● What the task asks: Write out the listing beneath this instruction in its entirety, exactly as it reads.

Begin Source records

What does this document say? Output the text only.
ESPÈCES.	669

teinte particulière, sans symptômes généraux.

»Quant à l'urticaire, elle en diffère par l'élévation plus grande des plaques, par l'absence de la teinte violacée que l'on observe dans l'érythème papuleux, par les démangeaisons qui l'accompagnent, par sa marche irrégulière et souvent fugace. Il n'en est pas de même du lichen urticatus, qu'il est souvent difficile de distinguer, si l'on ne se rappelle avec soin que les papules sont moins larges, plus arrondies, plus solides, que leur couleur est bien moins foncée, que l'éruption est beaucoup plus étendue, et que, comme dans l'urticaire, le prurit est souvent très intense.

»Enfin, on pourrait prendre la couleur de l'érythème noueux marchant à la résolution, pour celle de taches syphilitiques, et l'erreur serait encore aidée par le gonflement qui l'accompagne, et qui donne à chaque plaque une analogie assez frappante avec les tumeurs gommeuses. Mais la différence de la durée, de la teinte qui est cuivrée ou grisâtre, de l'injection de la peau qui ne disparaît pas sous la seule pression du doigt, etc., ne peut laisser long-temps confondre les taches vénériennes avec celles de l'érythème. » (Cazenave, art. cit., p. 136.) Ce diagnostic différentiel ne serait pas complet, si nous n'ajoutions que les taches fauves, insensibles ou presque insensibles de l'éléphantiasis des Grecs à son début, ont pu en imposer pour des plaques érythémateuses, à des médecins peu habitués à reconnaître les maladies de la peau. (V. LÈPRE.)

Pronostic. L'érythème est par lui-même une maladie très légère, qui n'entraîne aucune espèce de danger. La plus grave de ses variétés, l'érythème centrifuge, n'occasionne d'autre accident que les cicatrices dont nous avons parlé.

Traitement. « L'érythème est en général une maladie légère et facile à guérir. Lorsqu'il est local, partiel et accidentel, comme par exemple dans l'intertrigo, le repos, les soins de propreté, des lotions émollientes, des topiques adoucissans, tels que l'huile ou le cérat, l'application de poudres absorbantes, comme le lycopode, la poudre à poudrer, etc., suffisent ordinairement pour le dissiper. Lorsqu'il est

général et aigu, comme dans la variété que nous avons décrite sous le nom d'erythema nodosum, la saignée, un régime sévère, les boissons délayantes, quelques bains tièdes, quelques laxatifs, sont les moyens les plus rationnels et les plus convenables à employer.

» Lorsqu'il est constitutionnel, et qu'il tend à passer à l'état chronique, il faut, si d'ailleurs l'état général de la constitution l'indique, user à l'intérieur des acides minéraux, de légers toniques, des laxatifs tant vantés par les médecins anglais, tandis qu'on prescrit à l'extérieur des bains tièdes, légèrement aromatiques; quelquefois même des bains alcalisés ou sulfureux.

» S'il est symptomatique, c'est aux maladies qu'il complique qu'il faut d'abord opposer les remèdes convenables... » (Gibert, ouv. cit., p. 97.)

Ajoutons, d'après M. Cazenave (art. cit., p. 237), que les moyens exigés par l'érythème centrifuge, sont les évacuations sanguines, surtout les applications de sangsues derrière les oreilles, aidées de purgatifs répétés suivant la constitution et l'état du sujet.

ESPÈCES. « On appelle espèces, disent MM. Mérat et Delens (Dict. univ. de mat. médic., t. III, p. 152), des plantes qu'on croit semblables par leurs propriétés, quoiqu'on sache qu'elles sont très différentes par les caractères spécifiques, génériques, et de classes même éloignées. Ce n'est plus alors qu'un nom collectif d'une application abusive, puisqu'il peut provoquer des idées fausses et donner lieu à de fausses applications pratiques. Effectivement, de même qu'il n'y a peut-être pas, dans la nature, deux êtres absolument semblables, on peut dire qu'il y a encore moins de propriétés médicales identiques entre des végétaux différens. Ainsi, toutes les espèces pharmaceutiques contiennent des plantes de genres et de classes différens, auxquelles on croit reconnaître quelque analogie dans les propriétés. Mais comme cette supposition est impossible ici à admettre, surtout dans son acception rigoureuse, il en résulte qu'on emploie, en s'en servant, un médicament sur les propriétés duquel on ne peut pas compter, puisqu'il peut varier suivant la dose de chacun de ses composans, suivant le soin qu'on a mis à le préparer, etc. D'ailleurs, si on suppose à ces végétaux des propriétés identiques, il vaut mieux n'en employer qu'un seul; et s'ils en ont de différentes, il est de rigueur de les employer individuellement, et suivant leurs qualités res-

End Source records

● Output below:
What does this document say? Output the text only.
ESPÈCES.	669

teinte particulière, sans symptômes généraux.

»Quant à l'urticaire, elle en diffère par l'élévation plus grande des plaques, par l'absence de la teinte violacée que l'on observe dans l'érythème papuleux, par les démangeaisons qui l'accompagnent, par sa marche irrégulière et souvent fugace. Il n'en est pas de même du lichen urticatus, qu'il est souvent difficile de distinguer, si l'on ne se rappelle avec soin que les papules sont moins larges, plus arrondies, plus solides, que leur couleur est bien moins foncée, que l'éruption est beaucoup plus étendue, et que, comme dans l'urticaire, le prurit est souvent très intense.

»Enfin, on pourrait prendre la couleur de l'érythème noueux marchant à la résolution, pour celle de taches syphilitiques, et l'erreur serait encore aidée par le gonflement qui l'accompagne, et qui donne à chaque plaque une analogie assez frappante avec les tumeurs gommeuses. Mais la différence de la durée, de la teinte qui est cuivrée ou grisâtre, de l'injection de la peau qui ne disparaît pas sous la seule pression du doigt, etc., ne peut laisser long-temps confondre les taches vénériennes avec celles de l'érythème. » (Cazenave, art. cit., p. 136.) Ce diagnostic différentiel ne serait pas complet, si nous n'ajoutions que les taches fauves, insensibles ou presque insensibles de l'éléphantiasis des Grecs à son début, ont pu en imposer pour des plaques érythémateuses, à des médecins peu habitués à reconnaître les maladies de la peau. (V. LÈPRE.)

Pronostic. L'érythème est par lui-même une maladie très légère, qui n'entraîne aucune espèce de danger. La plus grave de ses variétés, l'érythème centrifuge, n'occasionne d'autre accident que les cicatrices dont nous avons parlé.

Traitement. « L'érythème est en général une maladie légère et facile à guérir. Lorsqu'il est local, partiel et accidentel, comme par exemple dans l'intertrigo, le repos, les soins de propreté, des lotions émollientes, des topiques adoucissans, tels que l'huile ou le cérat, l'application de poudres absorbantes, comme le lycopode, la poudre à poudrer, etc., suffisent ordinairement pour le dissiper. Lorsqu'il est

général et aigu, comme dans la variété que nous avons décrite sous le nom d'erythema nodosum, la saignée, un régime sévère, les boissons délayantes, quelques bains tièdes, quelques laxatifs, sont les moyens les plus rationnels et les plus convenables à employer.

» Lorsqu'il est constitutionnel, et qu'il tend à passer à l'état chronique, il faut, si d'ailleurs l'état général de la constitution l'indique, user à l'intérieur des acides minéraux, de légers toniques, des laxatifs tant vantés par les médecins anglais, tandis qu'on prescrit à l'extérieur des bains tièdes, légèrement aromatiques; quelquefois même des bains alcalisés ou sulfureux.

» S'il est symptomatique, c'est aux maladies qu'il complique qu'il faut d'abord opposer les remèdes convenables... » (Gibert, ouv. cit., p. 97.)

Ajoutons, d'après M. Cazenave (art. cit., p. 237), que les moyens exigés par l'érythème centrifuge, sont les évacuations sanguines, surtout les applications de sangsues derrière les oreilles, aidées de purgatifs répétés suivant la constitution et l'état du sujet.

ESPÈCES. « On appelle espèces, disent MM. Mérat et Delens (Dict. univ. de mat. médic., t. III, p. 152), des plantes qu'on croit semblables par leurs propriétés, quoiqu'on sache qu'elles sont très différentes par les caractères spécifiques, génériques, et de classes même éloignées. Ce n'est plus alors qu'un nom collectif d'une application abusive, puisqu'il peut provoquer des idées fausses et donner lieu à de fausses applications pratiques. Effectivement, de même qu'il n'y a peut-être pas, dans la nature, deux êtres absolument semblables, on peut dire qu'il y a encore moins de propriétés médicales identiques entre des végétaux différens. Ainsi, toutes les espèces pharmaceutiques contiennent des plantes de genres et de classes différens, auxquelles on croit reconnaître quelque analogie dans les propriétés. Mais comme cette supposition est impossible ici à admettre, surtout dans son acception rigoureuse, il en résulte qu'on emploie, en s'en servant, un médicament sur les propriétés duquel on ne peut pas compter, puisqu'il peut varier suivant la dose de chacun de ses composans, suivant le soin qu'on a mis à le préparer, etc. D'ailleurs, si on suppose à ces végétaux des propriétés identiques, il vaut mieux n'en employer qu'un seul; et s'ils en ont de différentes, il est de rigueur de les employer individuellement, et suivant leurs qualités res-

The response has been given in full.